-- Your goal --
Write each line out again exactly as written.

-- start of Recorded data --

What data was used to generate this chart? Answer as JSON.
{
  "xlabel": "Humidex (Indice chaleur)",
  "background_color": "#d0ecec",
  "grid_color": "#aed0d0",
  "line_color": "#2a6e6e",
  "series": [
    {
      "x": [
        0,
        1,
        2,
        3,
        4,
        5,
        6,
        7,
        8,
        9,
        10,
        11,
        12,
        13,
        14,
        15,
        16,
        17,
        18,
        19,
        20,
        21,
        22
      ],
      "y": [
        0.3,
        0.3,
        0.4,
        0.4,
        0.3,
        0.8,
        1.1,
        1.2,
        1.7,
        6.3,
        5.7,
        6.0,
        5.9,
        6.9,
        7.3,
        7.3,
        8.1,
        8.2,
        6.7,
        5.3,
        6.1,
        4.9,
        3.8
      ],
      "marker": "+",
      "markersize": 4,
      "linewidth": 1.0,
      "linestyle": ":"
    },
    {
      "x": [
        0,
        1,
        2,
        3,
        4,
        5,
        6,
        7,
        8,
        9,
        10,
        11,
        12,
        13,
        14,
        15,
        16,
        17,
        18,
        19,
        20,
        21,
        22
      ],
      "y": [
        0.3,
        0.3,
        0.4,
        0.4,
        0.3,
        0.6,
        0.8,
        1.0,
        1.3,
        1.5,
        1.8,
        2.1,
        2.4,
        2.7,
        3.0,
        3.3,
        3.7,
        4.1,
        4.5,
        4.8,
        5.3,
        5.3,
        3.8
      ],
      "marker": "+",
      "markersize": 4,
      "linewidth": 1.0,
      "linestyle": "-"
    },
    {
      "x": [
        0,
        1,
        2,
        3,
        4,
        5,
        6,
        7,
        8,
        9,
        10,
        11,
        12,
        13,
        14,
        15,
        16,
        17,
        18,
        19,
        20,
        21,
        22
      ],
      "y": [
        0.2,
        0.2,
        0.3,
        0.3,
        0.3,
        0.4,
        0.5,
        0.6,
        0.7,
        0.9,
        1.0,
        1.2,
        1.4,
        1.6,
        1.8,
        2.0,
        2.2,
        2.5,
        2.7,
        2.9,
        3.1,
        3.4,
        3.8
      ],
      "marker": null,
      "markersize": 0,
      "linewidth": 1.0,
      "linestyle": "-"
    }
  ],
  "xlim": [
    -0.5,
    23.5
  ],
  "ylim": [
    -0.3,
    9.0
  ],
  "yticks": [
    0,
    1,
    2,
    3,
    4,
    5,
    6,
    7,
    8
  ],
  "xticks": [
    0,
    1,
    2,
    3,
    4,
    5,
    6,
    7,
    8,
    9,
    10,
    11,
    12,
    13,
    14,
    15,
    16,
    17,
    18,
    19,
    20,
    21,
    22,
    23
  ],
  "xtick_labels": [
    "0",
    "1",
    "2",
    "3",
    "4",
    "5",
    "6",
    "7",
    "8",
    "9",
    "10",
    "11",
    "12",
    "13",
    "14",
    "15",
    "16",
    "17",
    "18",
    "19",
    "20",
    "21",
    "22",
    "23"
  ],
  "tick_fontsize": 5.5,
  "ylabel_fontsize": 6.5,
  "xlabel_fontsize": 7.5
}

-- end of Recorded data --

-- Task response --
What data was used to generate this chart? Answer as JSON.
{
  "xlabel": "Humidex (Indice chaleur)",
  "background_color": "#d0ecec",
  "grid_color": "#aed0d0",
  "line_color": "#2a6e6e",
  "series": [
    {
      "x": [
        0,
        1,
        2,
        3,
        4,
        5,
        6,
        7,
        8,
        9,
        10,
        11,
        12,
        13,
        14,
        15,
        16,
        17,
        18,
        19,
        20,
        21,
        22
      ],
      "y": [
        0.3,
        0.3,
        0.4,
        0.4,
        0.3,
        0.8,
        1.1,
        1.2,
        1.7,
        6.3,
        5.7,
        6.0,
        5.9,
        6.9,
        7.3,
        7.3,
        8.1,
        8.2,
        6.7,
        5.3,
        6.1,
        4.9,
        3.8
      ],
      "marker": "+",
      "markersize": 4,
      "linewidth": 1.0,
      "linestyle": ":"
    },
    {
      "x": [
        0,
        1,
        2,
        3,
        4,
        5,
        6,
        7,
        8,
        9,
        10,
        11,
        12,
        13,
        14,
        15,
        16,
        17,
        18,
        19,
        20,
        21,
        22
      ],
      "y": [
        0.3,
        0.3,
        0.4,
        0.4,
        0.3,
        0.6,
        0.8,
        1.0,
        1.3,
        1.5,
        1.8,
        2.1,
        2.4,
        2.7,
        3.0,
        3.3,
        3.7,
        4.1,
        4.5,
        4.8,
        5.3,
        5.3,
        3.8
      ],
      "marker": "+",
      "markersize": 4,
      "linewidth": 1.0,
      "linestyle": "-"
    },
    {
      "x": [
        0,
        1,
        2,
        3,
        4,
        5,
        6,
        7,
        8,
        9,
        10,
        11,
        12,
        13,
        14,
        15,
        16,
        17,
        18,
        19,
        20,
        21,
        22
      ],
      "y": [
        0.2,
        0.2,
        0.3,
        0.3,
        0.3,
        0.4,
        0.5,
        0.6,
        0.7,
        0.9,
        1.0,
        1.2,
        1.4,
        1.6,
        1.8,
        2.0,
        2.2,
        2.5,
        2.7,
        2.9,
        3.1,
        3.4,
        3.8
      ],
      "marker": null,
      "markersize": 0,
      "linewidth": 1.0,
      "linestyle": "-"
    }
  ],
  "xlim": [
    -0.5,
    23.5
  ],
  "ylim": [
    -0.3,
    9.0
  ],
  "yticks": [
    0,
    1,
    2,
    3,
    4,
    5,
    6,
    7,
    8
  ],
  "xticks": [
    0,
    1,
    2,
    3,
    4,
    5,
    6,
    7,
    8,
    9,
    10,
    11,
    12,
    13,
    14,
    15,
    16,
    17,
    18,
    19,
    20,
    21,
    22,
    23
  ],
  "xtick_labels": [
    "0",
    "1",
    "2",
    "3",
    "4",
    "5",
    "6",
    "7",
    "8",
    "9",
    "10",
    "11",
    "12",
    "13",
    "14",
    "15",
    "16",
    "17",
    "18",
    "19",
    "20",
    "21",
    "22",
    "23"
  ],
  "tick_fontsize": 5.5,
  "ylabel_fontsize": 6.5,
  "xlabel_fontsize": 7.5
}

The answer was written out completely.